**Directions:**
1: Answer these questions using the passage on predicting vehicle departures and arrivals at sharing stations.
(a) Under what condition does the prediction unit 200 stop the learning operation?
(b) From what does the prediction unit 200 extract the history data and external data?
(c) By what means does the prediction unit 200 generate the prediction data set?
2: Translate this sentence from the passage on predicting vehicle departures and arrivals at sharing stations into Spanish: "The prediction unit 200 may generate the prediction data set by embedding the history data and external data."
3: Write the next part of the passage on predicting vehicle departures and arrivals at sharing stations, starting after its last sentence and keeping its style.
— start of Supplied passage —
During test operations, the prediction data set may be input into the bidirectional RNN model. The prediction unit 200 may predict the number of vehicles departing from each station and the number of vehicles arriving at each station in the target time section based on the prediction data set.


Depending on the extent to which the value predicted by the prediction unit 200 matches the value of the preset correct answer data, the prediction unit 200 may resume or stop learning. In the present invention, in order to increase the efficiency of learning and testing operations, the prediction unit 200 stops the learning operation when the correct answer rate of the output data exceeds 50% in the test stage, excluding the upper 20% and lower 20% of the error range. The correct answer rate means to what extent the predicted value of the output data matches the predicted value of the correct answer data.


(Embodiment 3-2) The prediction data set may be generated based on history data and external data. The prediction unit 200 may extract the history data and external data from reservation records received in the past by the mobility sharing system 1000. The history data may include information regarding the number of vehicles departing from each of the stations, the number of vehicles arriving at each of the stations, a time of use of a vehicle, a price charged, and the like, for each unit time interval, included in the first unit area. The external data may include information regarding a date when the history data was received, a weather event on the corresponding date, whether the corresponding date is a holiday, competitor pricing during the same time period, and the like.


The prediction unit 200 may generate the prediction data set by embedding the history data and external data. The prediction data set may include information regarding the number of vehicles departing from each of the stations and the number of vehicles arriving at each of the stations included in the first unit area for each unit time interval.
— end of Supplied passage —
— start of Data shown —
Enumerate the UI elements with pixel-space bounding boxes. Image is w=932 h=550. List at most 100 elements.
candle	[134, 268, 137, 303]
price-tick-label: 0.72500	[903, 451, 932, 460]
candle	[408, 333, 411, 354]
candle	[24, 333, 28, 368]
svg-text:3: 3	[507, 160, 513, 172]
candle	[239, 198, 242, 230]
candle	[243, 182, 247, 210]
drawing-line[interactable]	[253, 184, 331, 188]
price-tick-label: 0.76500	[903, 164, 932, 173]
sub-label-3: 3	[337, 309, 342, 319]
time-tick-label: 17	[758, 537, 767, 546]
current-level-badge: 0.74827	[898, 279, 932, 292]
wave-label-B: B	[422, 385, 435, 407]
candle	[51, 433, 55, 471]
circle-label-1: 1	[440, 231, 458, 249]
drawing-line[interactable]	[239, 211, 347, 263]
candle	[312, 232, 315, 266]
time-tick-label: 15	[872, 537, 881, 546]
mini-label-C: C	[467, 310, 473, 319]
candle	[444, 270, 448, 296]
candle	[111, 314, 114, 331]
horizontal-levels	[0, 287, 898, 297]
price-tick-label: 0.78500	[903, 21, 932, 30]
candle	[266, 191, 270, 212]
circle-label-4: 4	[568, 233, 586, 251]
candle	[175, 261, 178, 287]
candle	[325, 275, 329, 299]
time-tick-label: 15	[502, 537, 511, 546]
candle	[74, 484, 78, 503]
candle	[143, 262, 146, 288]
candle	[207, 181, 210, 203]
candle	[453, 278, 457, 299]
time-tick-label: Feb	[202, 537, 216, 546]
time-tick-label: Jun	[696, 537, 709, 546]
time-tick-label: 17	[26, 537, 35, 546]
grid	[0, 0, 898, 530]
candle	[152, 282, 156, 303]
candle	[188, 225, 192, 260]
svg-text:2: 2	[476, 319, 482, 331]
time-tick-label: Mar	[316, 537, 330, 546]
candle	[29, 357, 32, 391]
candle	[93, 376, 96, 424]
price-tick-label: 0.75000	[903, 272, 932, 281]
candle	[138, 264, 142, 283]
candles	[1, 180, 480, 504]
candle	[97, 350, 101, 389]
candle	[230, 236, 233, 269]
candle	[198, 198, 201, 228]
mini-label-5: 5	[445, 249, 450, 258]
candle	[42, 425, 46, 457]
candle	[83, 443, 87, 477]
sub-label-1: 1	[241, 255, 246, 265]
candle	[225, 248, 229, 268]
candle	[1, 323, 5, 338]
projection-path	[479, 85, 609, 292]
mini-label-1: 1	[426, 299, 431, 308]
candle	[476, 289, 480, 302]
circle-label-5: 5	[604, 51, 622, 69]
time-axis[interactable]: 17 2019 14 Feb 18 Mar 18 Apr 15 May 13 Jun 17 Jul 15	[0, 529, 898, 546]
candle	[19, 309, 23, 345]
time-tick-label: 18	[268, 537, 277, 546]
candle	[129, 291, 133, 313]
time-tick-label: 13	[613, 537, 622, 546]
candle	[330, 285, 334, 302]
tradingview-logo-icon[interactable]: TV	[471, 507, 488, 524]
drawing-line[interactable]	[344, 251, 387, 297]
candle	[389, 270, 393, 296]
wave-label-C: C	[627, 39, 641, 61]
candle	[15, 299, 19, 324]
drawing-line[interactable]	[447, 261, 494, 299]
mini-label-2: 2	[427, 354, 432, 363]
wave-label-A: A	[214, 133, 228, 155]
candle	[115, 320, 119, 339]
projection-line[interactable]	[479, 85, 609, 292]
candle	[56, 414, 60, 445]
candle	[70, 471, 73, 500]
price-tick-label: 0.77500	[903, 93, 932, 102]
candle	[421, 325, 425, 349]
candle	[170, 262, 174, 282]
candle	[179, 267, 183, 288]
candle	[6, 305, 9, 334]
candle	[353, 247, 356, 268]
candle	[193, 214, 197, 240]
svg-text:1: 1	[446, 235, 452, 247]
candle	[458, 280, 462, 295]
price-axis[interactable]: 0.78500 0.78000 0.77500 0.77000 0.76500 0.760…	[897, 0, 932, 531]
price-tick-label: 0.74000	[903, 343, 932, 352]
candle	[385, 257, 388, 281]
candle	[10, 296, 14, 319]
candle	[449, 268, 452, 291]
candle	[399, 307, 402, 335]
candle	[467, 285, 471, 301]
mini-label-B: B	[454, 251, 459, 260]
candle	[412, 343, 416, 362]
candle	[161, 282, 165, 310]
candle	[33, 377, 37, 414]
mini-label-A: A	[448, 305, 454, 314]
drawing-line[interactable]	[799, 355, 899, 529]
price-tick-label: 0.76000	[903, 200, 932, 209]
— end of Data shown —
**Replies:**
1:
(a) It stops when the correct answer rate of the output data exceeds 50% in the test stage, excluding the upper 20% and lower 20% of the error range.
(b) It extracts them from reservation records received in the past by the mobility sharing system 1000.
(c) It generates it by embedding the history data and external data.

2: La unidad de predicción 200 puede generar el conjunto de datos de predicción mediante la incrustación de los datos históricos y los datos externos.

3:
(Embodiment 3-3) To describe Embodiment 3-3, FIG. 1 and FIG. 3 are referenced herewith. The prediction unit 200 may process at least one of the history data or the external data to generate the prediction data set in order to reduce a size of the prediction data set. For example, the prediction unit 200 may generate the prediction data set by embedding a result value of subtracting the number of vehicles departing from each of the stations from the number of vehicles arriving at each of the stations. The number of bits required to represent the result value is equal to or less than the number of bits required to represent the number of vehicles arriving at each of the stations. In this case, instead of including all information regarding the number of vehicles departing from each of the stations and the number of vehicles arriving at each of the stations, the prediction data set may be generated to include information regarding the result value and the number of vehicles departing to each of the stations, or to include information regarding the result value and the number of vehicles arriving at each of the stations.


(Embodiment 3-4) The prediction unit 200 may combine a time function with the prediction data set and input the combined time function with the prediction data set into the bidirectional RNN model. The time function that is combined with the prediction data set may be proportional to sin (2πi/T) or cos (2πi/T). T is a period of the plurality of unit time intervals, and i is an order of a unit time interval corresponding to the prediction data set among the unit time intervals included in the period. For example, each of the plurality of unit time intervals may be set to one hour and the T may be set to 24. As another example, each of the plurality of unit time intervals may be set to one day and the T may be set to 7.


(Embodiment 3-5) To describe Embodiment 3-5, FIG. 1 and FIG. 4 are referenced herewith. The prediction data set combined with the time function is input to the bidirectional RNN model, which may go through a plurality of Bi-RNN layers, a fully connected layer, batch normalization, a dropout, etc. The prediction unit 200 may predict the number of vehicles departing from each of the stations and the number of vehicles arriving at each of the stations in the target time interval by inputting the prediction data set combined with the time function into the bidirectional RNN model.


(Embodiment 4) The second vehicle determination unit 300 may determine the number of vehicles to be located at each of the stations in the target time interval based on the predicted number of departing vehicles, the predicted number of arriving vehicles, and a preset condition. The second vehicle determination unit 300 may prioritize distributing a vehicle to a station having a larger prediction result value of subtracting the predicted number of departing vehicles from the predicted number of arriving vehicles among stations satisfying the set condition. The set condition is a condition that is preset by a user, and may be a complaint occurrence due to a lack of vehicles, a full of vehicles, an inclusion of an electric vehicle charging station, or the like.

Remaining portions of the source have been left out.